* START Entries *

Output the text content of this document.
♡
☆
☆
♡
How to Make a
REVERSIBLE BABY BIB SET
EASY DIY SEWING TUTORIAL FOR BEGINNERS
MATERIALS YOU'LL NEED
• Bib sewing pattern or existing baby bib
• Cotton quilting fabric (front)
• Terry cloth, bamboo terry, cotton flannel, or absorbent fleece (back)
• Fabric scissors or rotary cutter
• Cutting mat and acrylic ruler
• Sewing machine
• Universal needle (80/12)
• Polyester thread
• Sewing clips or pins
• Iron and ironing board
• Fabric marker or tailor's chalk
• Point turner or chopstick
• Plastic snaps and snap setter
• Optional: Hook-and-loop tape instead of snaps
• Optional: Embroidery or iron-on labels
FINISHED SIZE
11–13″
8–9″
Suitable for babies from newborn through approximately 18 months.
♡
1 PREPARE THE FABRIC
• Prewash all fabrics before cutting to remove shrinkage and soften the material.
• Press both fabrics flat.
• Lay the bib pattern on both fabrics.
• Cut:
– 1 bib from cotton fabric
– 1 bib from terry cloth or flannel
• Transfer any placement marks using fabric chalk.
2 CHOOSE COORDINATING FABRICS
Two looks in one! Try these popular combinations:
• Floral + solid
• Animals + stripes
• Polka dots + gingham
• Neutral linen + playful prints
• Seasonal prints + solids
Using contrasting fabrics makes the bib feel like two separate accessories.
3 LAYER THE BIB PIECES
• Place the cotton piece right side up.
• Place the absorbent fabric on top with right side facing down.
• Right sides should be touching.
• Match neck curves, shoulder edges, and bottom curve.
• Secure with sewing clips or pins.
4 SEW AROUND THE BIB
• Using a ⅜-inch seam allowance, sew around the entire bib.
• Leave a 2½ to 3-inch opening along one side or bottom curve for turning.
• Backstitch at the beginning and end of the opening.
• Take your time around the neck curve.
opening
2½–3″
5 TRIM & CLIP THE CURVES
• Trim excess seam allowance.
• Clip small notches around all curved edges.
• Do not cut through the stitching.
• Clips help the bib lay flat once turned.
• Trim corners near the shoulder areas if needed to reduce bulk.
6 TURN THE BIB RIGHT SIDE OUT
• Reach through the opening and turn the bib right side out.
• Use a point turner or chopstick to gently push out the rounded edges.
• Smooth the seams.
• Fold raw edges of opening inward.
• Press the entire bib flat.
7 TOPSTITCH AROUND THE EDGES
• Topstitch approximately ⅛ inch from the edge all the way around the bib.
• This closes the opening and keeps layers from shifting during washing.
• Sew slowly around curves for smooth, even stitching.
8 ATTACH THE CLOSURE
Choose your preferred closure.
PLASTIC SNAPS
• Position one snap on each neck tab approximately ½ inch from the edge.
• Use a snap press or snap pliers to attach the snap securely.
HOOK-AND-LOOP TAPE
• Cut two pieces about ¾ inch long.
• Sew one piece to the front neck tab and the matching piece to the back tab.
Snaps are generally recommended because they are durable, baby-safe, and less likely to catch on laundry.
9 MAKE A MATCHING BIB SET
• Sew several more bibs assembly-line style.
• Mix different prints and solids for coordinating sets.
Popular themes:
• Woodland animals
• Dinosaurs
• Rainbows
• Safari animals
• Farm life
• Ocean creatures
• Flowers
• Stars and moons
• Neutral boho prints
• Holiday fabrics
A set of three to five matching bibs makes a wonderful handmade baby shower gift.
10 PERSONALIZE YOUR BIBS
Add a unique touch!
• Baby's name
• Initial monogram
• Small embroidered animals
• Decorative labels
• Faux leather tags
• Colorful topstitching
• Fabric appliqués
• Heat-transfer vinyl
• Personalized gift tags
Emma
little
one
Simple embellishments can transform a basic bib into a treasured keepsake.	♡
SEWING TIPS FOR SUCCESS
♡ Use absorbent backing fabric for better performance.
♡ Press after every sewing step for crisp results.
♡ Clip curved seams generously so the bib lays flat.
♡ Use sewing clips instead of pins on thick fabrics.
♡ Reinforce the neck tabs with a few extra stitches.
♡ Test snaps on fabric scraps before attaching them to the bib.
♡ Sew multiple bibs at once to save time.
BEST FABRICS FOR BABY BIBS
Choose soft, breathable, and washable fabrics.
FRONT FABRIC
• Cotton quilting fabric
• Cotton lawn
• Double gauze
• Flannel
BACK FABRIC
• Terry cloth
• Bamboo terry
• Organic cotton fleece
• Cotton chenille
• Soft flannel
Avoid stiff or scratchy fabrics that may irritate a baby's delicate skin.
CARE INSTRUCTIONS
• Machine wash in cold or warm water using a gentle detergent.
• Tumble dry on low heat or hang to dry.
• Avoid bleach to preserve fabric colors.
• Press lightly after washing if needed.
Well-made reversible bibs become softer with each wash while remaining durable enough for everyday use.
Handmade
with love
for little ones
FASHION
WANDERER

* END Entries *

*Given exercise*: The string "fleece" may appear in lines of the listing above; tally those lines and give the number only.

*Task result*: 2